[Extracted records]
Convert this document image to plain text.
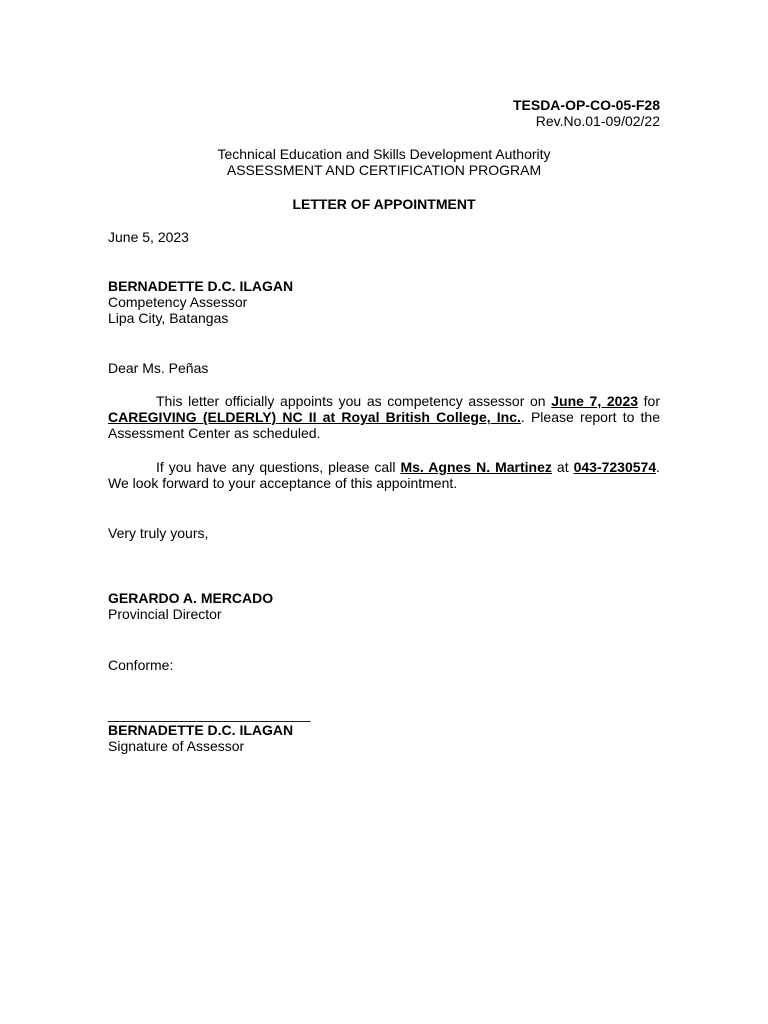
TESDA-OP-CO-05-F28
Rev.No.01-09/02/22
Technical Education and Skills Development Authority
ASSESSMENT AND CERTIFICATION PROGRAM
LETTER OF APPOINTMENT
June 5, 2023
BERNADETTE D.C. ILAGAN
Competency Assessor
Lipa City, Batangas
Dear Ms. Peñas
This letter officially appoints you as competency assessor on June 7, 2023 for CAREGIVING (ELDERLY) NC II at Royal British College, Inc.. Please report to the Assessment Center as scheduled.
If you have any questions, please call Ms. Agnes N. Martinez at 043-7230574. We look forward to your acceptance of this appointment.
Very truly yours,
GERARDO A. MERCADO
Provincial Director
Conforme:
__________________________
BERNADETTE D.C. ILAGAN
Signature of Assessor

PROBLEM DETAILS: Reproduce each record above by retyping it exactly; omit all images.

RESULT BELOW:
Convert this document image to plain text.
TESDA-OP-CO-05-F28
Rev.No.01-09/02/22
Technical Education and Skills Development Authority
ASSESSMENT AND CERTIFICATION PROGRAM
LETTER OF APPOINTMENT
June 5, 2023
BERNADETTE D.C. ILAGAN
Competency Assessor
Lipa City, Batangas
Dear Ms. Peñas
This letter officially appoints you as competency assessor on June 7, 2023 for CAREGIVING (ELDERLY) NC II at Royal British College, Inc.. Please report to the Assessment Center as scheduled.
If you have any questions, please call Ms. Agnes N. Martinez at 043-7230574. We look forward to your acceptance of this appointment.
Very truly yours,
GERARDO A. MERCADO
Provincial Director
Conforme:
__________________________
BERNADETTE D.C. ILAGAN
Signature of Assessor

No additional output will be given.